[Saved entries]
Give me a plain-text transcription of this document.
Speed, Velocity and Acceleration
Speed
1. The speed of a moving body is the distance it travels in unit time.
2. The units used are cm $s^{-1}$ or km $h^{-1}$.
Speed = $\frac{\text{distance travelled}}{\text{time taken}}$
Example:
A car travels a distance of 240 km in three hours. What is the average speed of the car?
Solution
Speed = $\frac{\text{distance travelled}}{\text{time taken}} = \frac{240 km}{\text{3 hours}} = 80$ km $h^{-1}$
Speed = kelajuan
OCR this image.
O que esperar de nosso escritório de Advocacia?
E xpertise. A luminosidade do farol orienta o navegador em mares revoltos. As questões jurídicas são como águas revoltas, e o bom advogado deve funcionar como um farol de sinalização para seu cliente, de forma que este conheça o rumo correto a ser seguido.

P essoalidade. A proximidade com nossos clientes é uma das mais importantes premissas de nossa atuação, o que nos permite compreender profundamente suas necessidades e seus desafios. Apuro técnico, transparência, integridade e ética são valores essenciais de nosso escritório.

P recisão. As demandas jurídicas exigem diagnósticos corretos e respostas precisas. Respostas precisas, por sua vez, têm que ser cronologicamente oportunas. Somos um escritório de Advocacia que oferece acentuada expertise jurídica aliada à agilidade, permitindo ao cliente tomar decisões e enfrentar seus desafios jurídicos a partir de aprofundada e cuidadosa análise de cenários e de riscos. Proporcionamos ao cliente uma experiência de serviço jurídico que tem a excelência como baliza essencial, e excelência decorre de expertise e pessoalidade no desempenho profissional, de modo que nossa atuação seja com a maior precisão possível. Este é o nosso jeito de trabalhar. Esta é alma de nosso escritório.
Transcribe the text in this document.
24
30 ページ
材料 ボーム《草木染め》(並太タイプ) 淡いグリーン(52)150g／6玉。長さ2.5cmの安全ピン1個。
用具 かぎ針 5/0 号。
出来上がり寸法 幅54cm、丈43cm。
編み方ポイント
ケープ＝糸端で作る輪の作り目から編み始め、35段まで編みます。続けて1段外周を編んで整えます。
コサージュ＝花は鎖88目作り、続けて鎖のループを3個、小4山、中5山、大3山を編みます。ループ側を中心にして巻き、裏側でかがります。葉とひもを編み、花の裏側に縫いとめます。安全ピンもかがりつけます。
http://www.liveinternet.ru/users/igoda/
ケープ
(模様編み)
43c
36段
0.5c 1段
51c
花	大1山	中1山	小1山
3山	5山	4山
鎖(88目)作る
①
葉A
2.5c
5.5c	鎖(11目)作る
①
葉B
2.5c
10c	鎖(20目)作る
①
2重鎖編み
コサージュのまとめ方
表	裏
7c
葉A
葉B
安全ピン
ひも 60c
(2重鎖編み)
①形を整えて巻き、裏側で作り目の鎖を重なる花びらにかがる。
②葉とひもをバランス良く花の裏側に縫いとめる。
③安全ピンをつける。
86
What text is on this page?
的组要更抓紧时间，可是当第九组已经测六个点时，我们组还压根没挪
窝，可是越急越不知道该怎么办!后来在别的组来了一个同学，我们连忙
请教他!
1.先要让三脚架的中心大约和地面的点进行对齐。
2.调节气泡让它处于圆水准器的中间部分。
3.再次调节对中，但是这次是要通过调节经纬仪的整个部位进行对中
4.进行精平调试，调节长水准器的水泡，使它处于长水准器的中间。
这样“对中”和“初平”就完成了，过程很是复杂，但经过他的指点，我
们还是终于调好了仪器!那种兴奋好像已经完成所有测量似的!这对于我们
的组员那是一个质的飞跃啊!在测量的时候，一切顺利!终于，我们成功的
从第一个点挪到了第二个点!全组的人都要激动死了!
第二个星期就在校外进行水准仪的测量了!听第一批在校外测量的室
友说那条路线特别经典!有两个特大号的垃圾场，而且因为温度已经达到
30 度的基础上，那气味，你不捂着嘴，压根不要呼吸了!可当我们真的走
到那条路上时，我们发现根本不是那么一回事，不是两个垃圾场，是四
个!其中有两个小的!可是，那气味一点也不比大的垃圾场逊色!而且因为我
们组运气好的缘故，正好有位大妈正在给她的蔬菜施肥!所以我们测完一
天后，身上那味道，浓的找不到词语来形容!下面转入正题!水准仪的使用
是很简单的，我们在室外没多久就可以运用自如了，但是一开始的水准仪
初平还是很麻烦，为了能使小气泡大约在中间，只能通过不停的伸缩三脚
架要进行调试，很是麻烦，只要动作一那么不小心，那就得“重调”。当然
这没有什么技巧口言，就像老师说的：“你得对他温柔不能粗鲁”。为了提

• _WHAT IS REQUIRED_
Search the records above for the string "this". Copy every line that contains it.

• _THE OUTPUT_
Give me a plain-text transcription of this document.
OCR this image.
Transcribe the text in this document.
What text is on this page?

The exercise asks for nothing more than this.